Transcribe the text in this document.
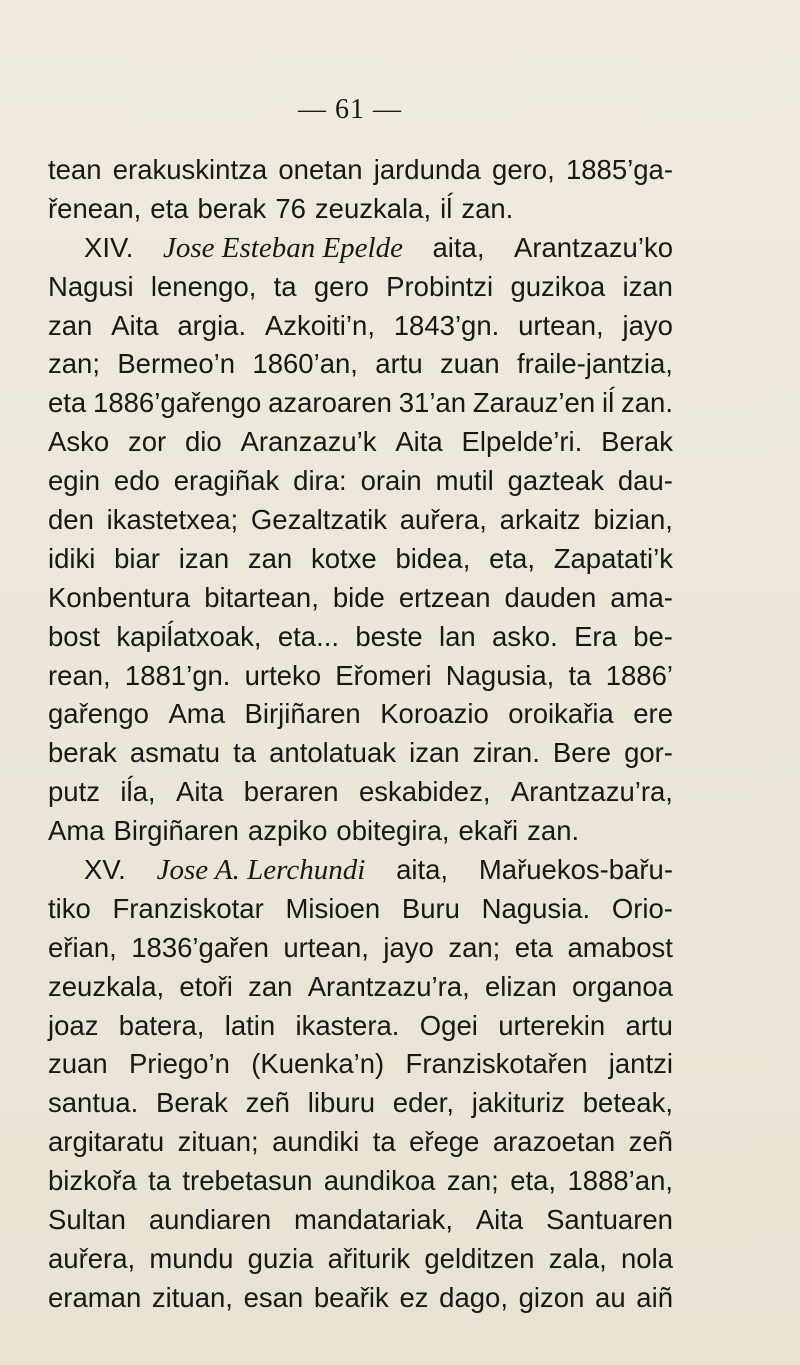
— 61 —
tean erakuskintza onetan jardunda gero, 1885’ga-
řenean, eta berak 76 zeuzkala, iĺ zan.
XIV. Jose Esteban Epelde aita, Arantzazu’ko
Nagusi lenengo, ta gero Probintzi guzikoa izan
zan Aita argia. Azkoiti’n, 1843’gn. urtean, jayo
zan; Bermeo’n 1860’an, artu zuan fraile-jantzia,
eta 1886’gařengo azaroaren 31’an Zarauz’en iĺ zan.
Asko zor dio Aranzazu’k Aita Elpelde’ri. Berak
egin edo eragiñak dira: orain mutil gazteak dau-
den ikastetxea; Gezaltzatik auřera, arkaitz bizian,
idiki biar izan zan kotxe bidea, eta, Zapatati’k
Konbentura bitartean, bide ertzean dauden ama-
bost kapiĺatxoak, eta... beste lan asko. Era be-
rean, 1881’gn. urteko Eřomeri Nagusia, ta 1886’
gařengo Ama Birjiñaren Koroazio oroikařia ere
berak asmatu ta antolatuak izan ziran. Bere gor-
putz iĺa, Aita beraren eskabidez, Arantzazu’ra,
Ama Birgiñaren azpiko obitegira, ekaři zan.
XV. Jose A. Lerchundi aita, Mařuekos-bařu-
tiko Franziskotar Misioen Buru Nagusia. Orio-
eřian, 1836’gařen urtean, jayo zan; eta amabost
zeuzkala, etoři zan Arantzazu’ra, elizan organoa
joaz batera, latin ikastera. Ogei urterekin artu
zuan Priego’n (Kuenka’n) Franziskotařen jantzi
santua. Berak zeñ liburu eder, jakituriz beteak,
argitaratu zituan; aundiki ta eřege arazoetan zeñ
bizkořa ta trebetasun aundikoa zan; eta, 1888’an,
Sultan aundiaren mandatariak, Aita Santuaren
auřera, mundu guzia ařiturik gelditzen zala, nola
eraman zituan, esan beařik ez dago, gizon au aiñ
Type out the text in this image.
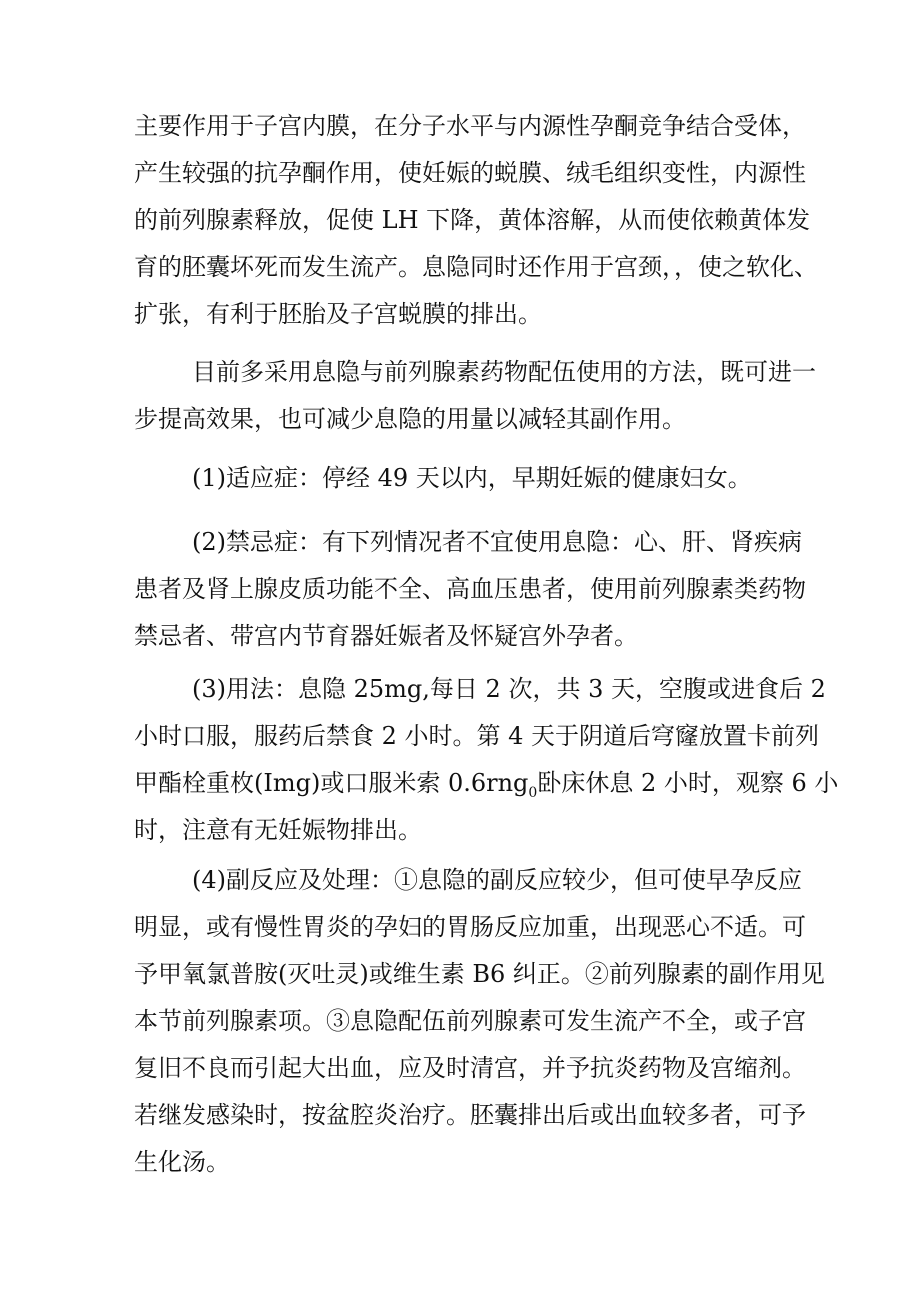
主要作用于子宫内膜，在分子水平与内源性孕酮竞争结合受体，
产生较强的抗孕酮作用，使妊娠的蜕膜、绒毛组织变性，内源性
的前列腺素释放，促使 LH 下降，黄体溶解，从而使依赖黄体发
育的胚囊坏死而发生流产。息隐同时还作用于宫颈，，使之软化、
扩张，有利于胚胎及子宫蜕膜的排出。
目前多采用息隐与前列腺素药物配伍使用的方法，既可进一
步提高效果，也可减少息隐的用量以减轻其副作用。
(1)适应症：停经 49 天以内，早期妊娠的健康妇女。
(2)禁忌症：有下列情况者不宜使用息隐：心、肝、肾疾病
患者及肾上腺皮质功能不全、高血压患者，使用前列腺素类药物
禁忌者、带宫内节育器妊娠者及怀疑宫外孕者。
(3)用法：息隐 25mg,每日 2 次，共 3 天，空腹或进食后 2
小时口服，服药后禁食 2 小时。第 4 天于阴道后穹窿放置卡前列
甲酯栓重枚(Img)或口服米索 0.6rng$_0$卧床休息 2 小时，观察 6 小
时，注意有无妊娠物排出。
(4)副反应及处理：①息隐的副反应较少，但可使早孕反应
明显，或有慢性胃炎的孕妇的胃肠反应加重，出现恶心不适。可
予甲氧氯普胺(灭吐灵)或维生素 B6 纠正。②前列腺素的副作用见
本节前列腺素项。③息隐配伍前列腺素可发生流产不全，或子宫
复旧不良而引起大出血，应及时清宫，并予抗炎药物及宫缩剂。
若继发感染时，按盆腔炎治疗。胚囊排出后或出血较多者，可予
生化汤。
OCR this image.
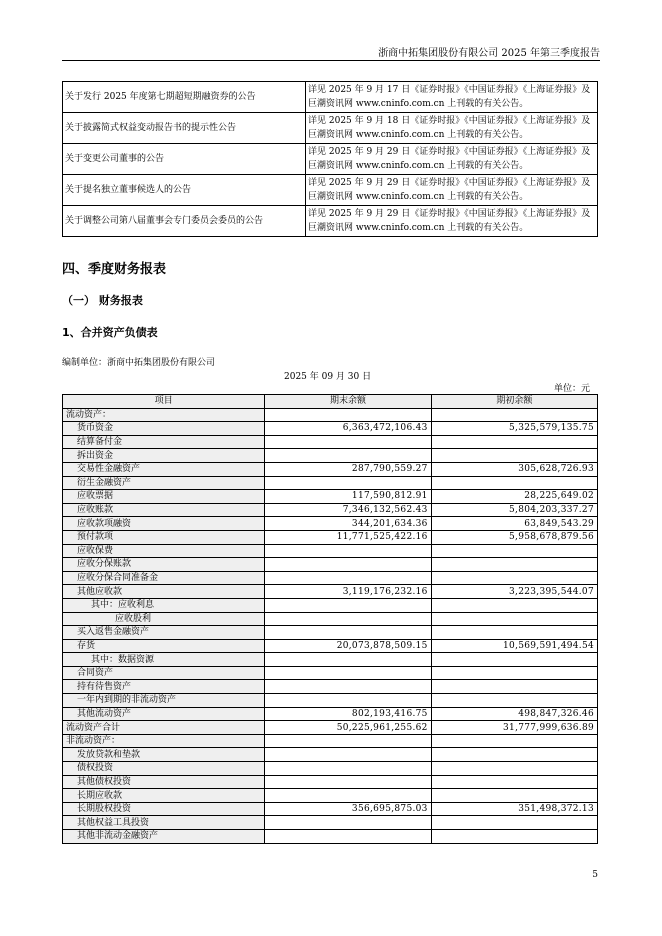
浙商中拓集团股份有限公司 2025 年第三季度报告
关于发行 2025 年度第七期超短期融资券的公告	详见 2025 年 9 月 17 日《证券时报》《中国证券报》《上海证券报》及巨潮资讯网 www.cninfo.com.cn 上刊载的有关公告。
关于披露简式权益变动报告书的提示性公告	详见 2025 年 9 月 18 日《证券时报》《中国证券报》《上海证券报》及巨潮资讯网 www.cninfo.com.cn 上刊载的有关公告。
关于变更公司董事的公告	详见 2025 年 9 月 29 日《证券时报》《中国证券报》《上海证券报》及巨潮资讯网 www.cninfo.com.cn 上刊载的有关公告。
关于提名独立董事候选人的公告	详见 2025 年 9 月 29 日《证券时报》《中国证券报》《上海证券报》及巨潮资讯网 www.cninfo.com.cn 上刊载的有关公告。
关于调整公司第八届董事会专门委员会委员的公告	详见 2025 年 9 月 29 日《证券时报》《中国证券报》《上海证券报》及巨潮资讯网 www.cninfo.com.cn 上刊载的有关公告。
四、季度财务报表
（一） 财务报表
1、合并资产负债表
编制单位：浙商中拓集团股份有限公司
2025 年 09 月 30 日
单位：元
项目	期末余额	期初余额
流动资产：		
货币资金	6,363,472,106.43	5,325,579,135.75
结算备付金		
拆出资金		
交易性金融资产	287,790,559.27	305,628,726.93
衍生金融资产		
应收票据	117,590,812.91	28,225,649.02
应收账款	7,346,132,562.43	5,804,203,337.27
应收款项融资	344,201,634.36	63,849,543.29
预付款项	11,771,525,422.16	5,958,678,879.56
应收保费		
应收分保账款		
应收分保合同准备金		
其他应收款	3,119,176,232.16	3,223,395,544.07
其中：应收利息		
应收股利		
买入返售金融资产		
存货	20,073,878,509.15	10,569,591,494.54
其中：数据资源		
合同资产		
持有待售资产		
一年内到期的非流动资产		
其他流动资产	802,193,416.75	498,847,326.46
流动资产合计	50,225,961,255.62	31,777,999,636.89
非流动资产：		
发放贷款和垫款		
债权投资		
其他债权投资		
长期应收款		
长期股权投资	356,695,875.03	351,498,372.13
其他权益工具投资		
其他非流动金融资产		
5
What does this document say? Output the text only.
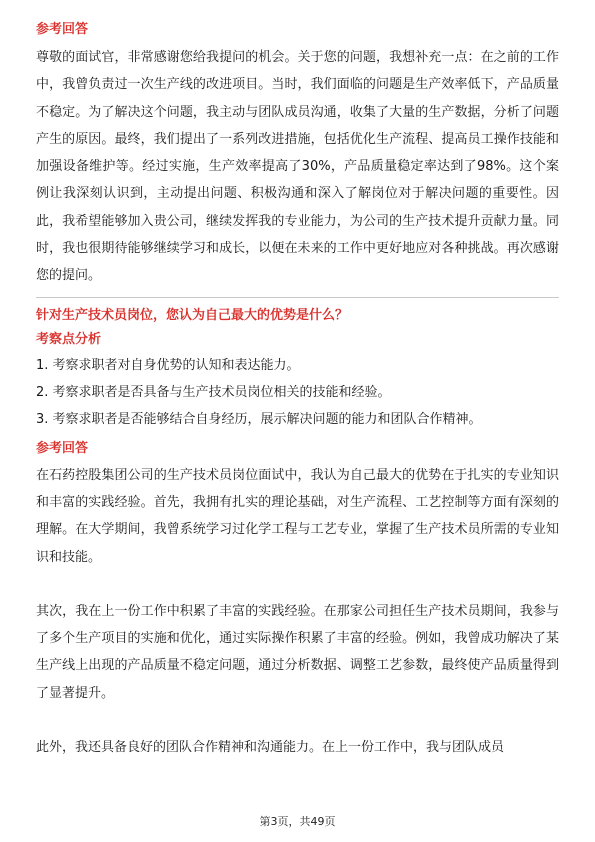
参考回答

尊敬的面试官，非常感谢您给我提问的机会。关于您的问题，我想补充一点：在之前的工作中，我曾负责过一次生产线的改进项目。当时，我们面临的问题是生产效率低下，产品质量不稳定。为了解决这个问题，我主动与团队成员沟通，收集了大量的生产数据，分析了问题产生的原因。最终，我们提出了一系列改进措施，包括优化生产流程、提高员工操作技能和加强设备维护等。经过实施，生产效率提高了30%，产品质量稳定率达到了98%。这个案例让我深刻认识到，主动提出问题、积极沟通和深入了解岗位对于解决问题的重要性。因此，我希望能够加入贵公司，继续发挥我的专业能力，为公司的生产技术提升贡献力量。同时，我也很期待能够继续学习和成长，以便在未来的工作中更好地应对各种挑战。再次感谢您的提问。

针对生产技术员岗位，您认为自己最大的优势是什么？

考察点分析

1. 考察求职者对自身优势的认知和表达能力。

2. 考察求职者是否具备与生产技术员岗位相关的技能和经验。

3. 考察求职者是否能够结合自身经历，展示解决问题的能力和团队合作精神。

参考回答

在石药控股集团公司的生产技术员岗位面试中，我认为自己最大的优势在于扎实的专业知识和丰富的实践经验。首先，我拥有扎实的理论基础，对生产流程、工艺控制等方面有深刻的理解。在大学期间，我曾系统学习过化学工程与工艺专业，掌握了生产技术员所需的专业知识和技能。

其次，我在上一份工作中积累了丰富的实践经验。在那家公司担任生产技术员期间，我参与了多个生产项目的实施和优化，通过实际操作积累了丰富的经验。例如，我曾成功解决了某生产线上出现的产品质量不稳定问题，通过分析数据、调整工艺参数，最终使产品质量得到了显著提升。

此外，我还具备良好的团队合作精神和沟通能力。在上一份工作中，我与团队成员

第3页，共49页
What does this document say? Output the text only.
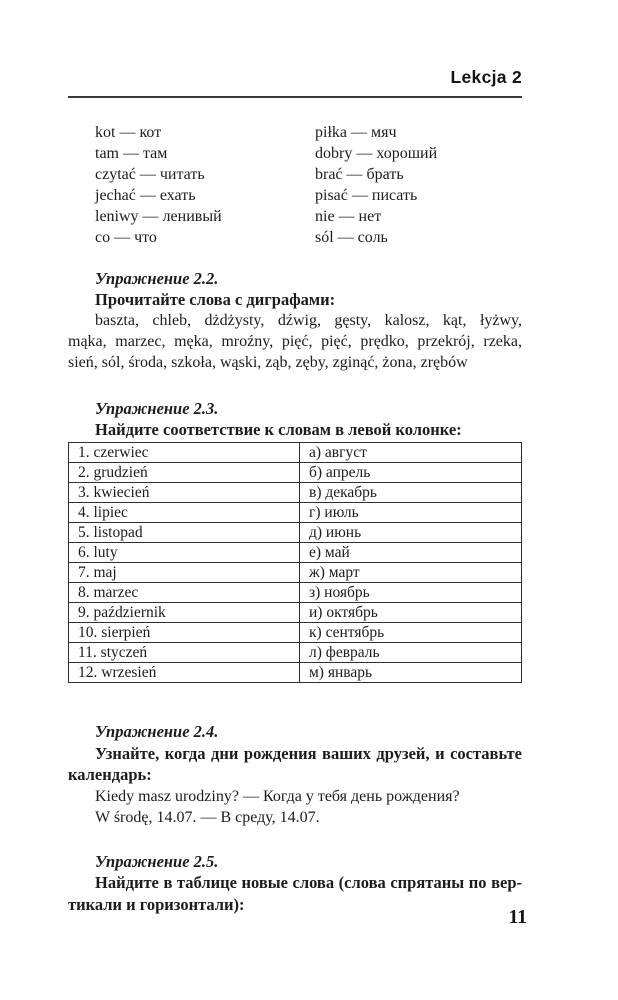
Lekcja 2
kot — кот	piłka — мяч
tam — там	dobry — хороший
czytać — читать	brać — брать
jechać — ехать	pisać — писать
leniwy — ленивый	nie — нет
co — что	sól — соль
Упражнение 2.2.
Прочитайте слова с диграфами:
baszta, chleb, dżdżysty, dźwig, gęsty, kalosz, kąt, łyżwy,
mąka, marzec, męka, mroźny, pięć, pięć, prędko, przekrój, rzeka,
sień, sól, środa, szkoła, wąski, ząb, zęby, zginąć, żona, zrębów
Упражнение 2.3.
Найдите соответствие к словам в левой колонке:
1. czerwiec	а) август
2. grudzień	б) апрель
3. kwiecień	в) декабрь
4. lipiec	г) июль
5. listopad	д) июнь
6. luty	е) май
7. maj	ж) март
8. marzec	з) ноябрь
9. październik	и) октябрь
10. sierpień	к) сентябрь
11. styczeń	л) февраль
12. wrzesień	м) январь
Упражнение 2.4.
Узнайте, когда дни рождения ваших друзей, и составьте
календарь:
Kiedy masz urodziny? — Когда у тебя день рождения?
W środę, 14.07. — В среду, 14.07.
Упражнение 2.5.
Найдите в таблице новые слова (слова спрятаны по вер-
тикали и горизонтали):
11
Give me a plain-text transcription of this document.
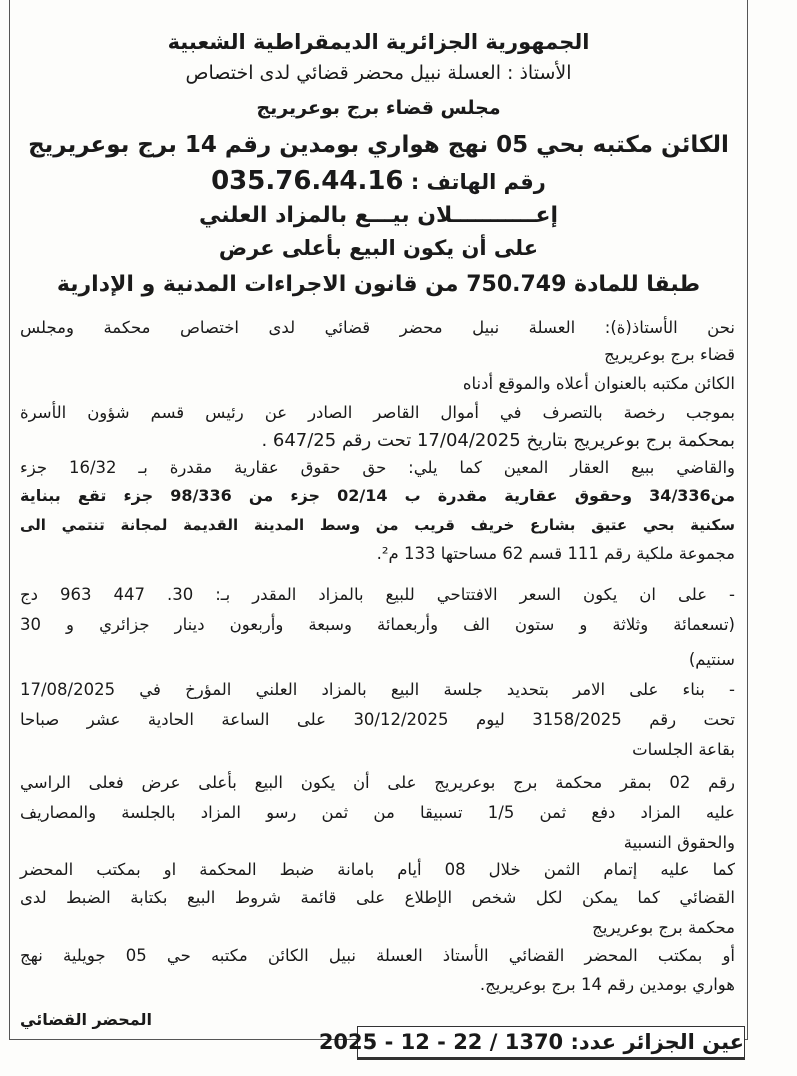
الجمهورية الجزائرية الديمقراطية الشعبية
الأستاذ : العسلة نبيل محضر قضائي لدى اختصاص
مجلس قضاء برج بوعريريج
الكائن مكتبه بحي 05 نهج هواري بومدين رقم 14 برج بوعريريج
رقم الهاتف : 035.76.44.16
إعـــــــــــلان بيـــع بالمزاد العلني
على أن يكون البيع بأعلى عرض
طبقا للمادة 750.749 من قانون الاجراءات المدنية و الإدارية
نحن الأستاذ(ة): العسلة نبيل محضر قضائي لدى اختصاص محكمة ومجلس
قضاء برج بوعريريج
الكائن مكتبه بالعنوان أعلاه والموقع أدناه
بموجب رخصة بالتصرف في أموال القاصر الصادر عن رئيس قسم شؤون الأسرة
بمحكمة برج بوعريريج بتاريخ 17/04/2025 تحت رقم 647/25 .
والقاضي ببيع العقار المعين كما يلي: حق حقوق عقارية مقدرة بـ 16/32 جزء
من34/336 وحقوق عقارية مقدرة ب 02/14 جزء من 98/336 جزء تقع ببناية
سكنية بحي عتيق بشارع خريف قريب من وسط المدينة القديمة لمجانة تنتمي الى
مجموعة ملكية رقم 111 قسم 62 مساحتها 133 م².
- على ان يكون السعر الافتتاحي للبيع بالمزاد المقدر بـ: 30. 447 963 دج
(تسعمائة وثلاثة و ستون الف وأربعمائة وسبعة وأربعون دينار جزائري و 30
سنتيم)
- بناء على الامر بتحديد جلسة البيع بالمزاد العلني المؤرخ في 17/08/2025
تحت رقم 3158/2025 ليوم 30/12/2025 على الساعة الحادية عشر صباحا
بقاعة الجلسات
رقم 02 بمقر محكمة برج بوعريريج على أن يكون البيع بأعلى عرض فعلى الراسي
عليه المزاد دفع ثمن 1/5 تسبيقا من ثمن رسو المزاد بالجلسة والمصاريف
والحقوق النسبية
كما عليه إتمام الثمن خلال 08 أيام بامانة ضبط المحكمة او بمكتب المحضر
القضائي كما يمكن لكل شخص الإطلاع على قائمة شروط البيع بكتابة الضبط لدى
محكمة برج بوعريريج
أو بمكتب المحضر القضائي الأستاذ العسلة نبيل الكائن مكتبه حي 05 جويلية نهج
هواري بومدين رقم 14 برج بوعريريج.
المحضر القضائي
عين الجزائر عدد: 1370 / 22 - 12 - 2025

▶ What to do: Return every line holding the word "marzec" from the records.

▶ The result:
mąka, marzec, męka, mroźny, pięć, pięć, prędko, przekrój, rzeka,
8. marzec	з) ноябрь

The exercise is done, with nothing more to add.